*Task*. Every line that contains the word "CAFTA" should be copied out.

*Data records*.
— BEGIN —

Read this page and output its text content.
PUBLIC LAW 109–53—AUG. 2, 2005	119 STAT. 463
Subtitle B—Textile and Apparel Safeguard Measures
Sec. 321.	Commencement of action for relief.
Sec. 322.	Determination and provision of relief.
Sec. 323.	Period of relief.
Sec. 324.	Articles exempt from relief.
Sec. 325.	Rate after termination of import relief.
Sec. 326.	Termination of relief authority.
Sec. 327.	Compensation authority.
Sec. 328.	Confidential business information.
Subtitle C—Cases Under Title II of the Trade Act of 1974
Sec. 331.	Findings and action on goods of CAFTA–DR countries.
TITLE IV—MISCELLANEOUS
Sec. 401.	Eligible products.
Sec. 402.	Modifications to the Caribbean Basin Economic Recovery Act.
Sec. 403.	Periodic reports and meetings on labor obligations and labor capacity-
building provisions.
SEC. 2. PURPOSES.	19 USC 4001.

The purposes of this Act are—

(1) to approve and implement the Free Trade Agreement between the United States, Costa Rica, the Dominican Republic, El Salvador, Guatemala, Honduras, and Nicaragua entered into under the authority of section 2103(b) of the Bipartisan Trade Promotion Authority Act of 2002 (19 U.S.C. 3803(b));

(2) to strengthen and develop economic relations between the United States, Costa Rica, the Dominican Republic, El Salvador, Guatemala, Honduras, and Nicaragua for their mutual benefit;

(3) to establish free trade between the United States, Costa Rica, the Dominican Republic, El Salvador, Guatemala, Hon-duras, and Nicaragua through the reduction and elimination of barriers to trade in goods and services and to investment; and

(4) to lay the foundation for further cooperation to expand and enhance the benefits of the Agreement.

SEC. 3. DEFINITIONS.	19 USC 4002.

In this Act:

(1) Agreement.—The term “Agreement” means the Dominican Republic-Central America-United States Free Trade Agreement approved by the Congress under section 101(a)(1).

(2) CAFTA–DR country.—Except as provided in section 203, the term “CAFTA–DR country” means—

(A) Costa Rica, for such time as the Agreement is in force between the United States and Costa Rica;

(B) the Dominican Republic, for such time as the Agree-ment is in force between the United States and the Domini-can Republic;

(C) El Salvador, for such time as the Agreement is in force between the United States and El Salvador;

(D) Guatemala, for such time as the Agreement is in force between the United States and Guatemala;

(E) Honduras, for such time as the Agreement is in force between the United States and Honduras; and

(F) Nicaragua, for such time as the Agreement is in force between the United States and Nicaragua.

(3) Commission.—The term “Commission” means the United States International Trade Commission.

— END —

*Written solution*.
Sec. 331.	Findings and action on goods of CAFTA–DR countries.
(2) CAFTA–DR country.—Except as provided in section 203, the term “CAFTA–DR country” means—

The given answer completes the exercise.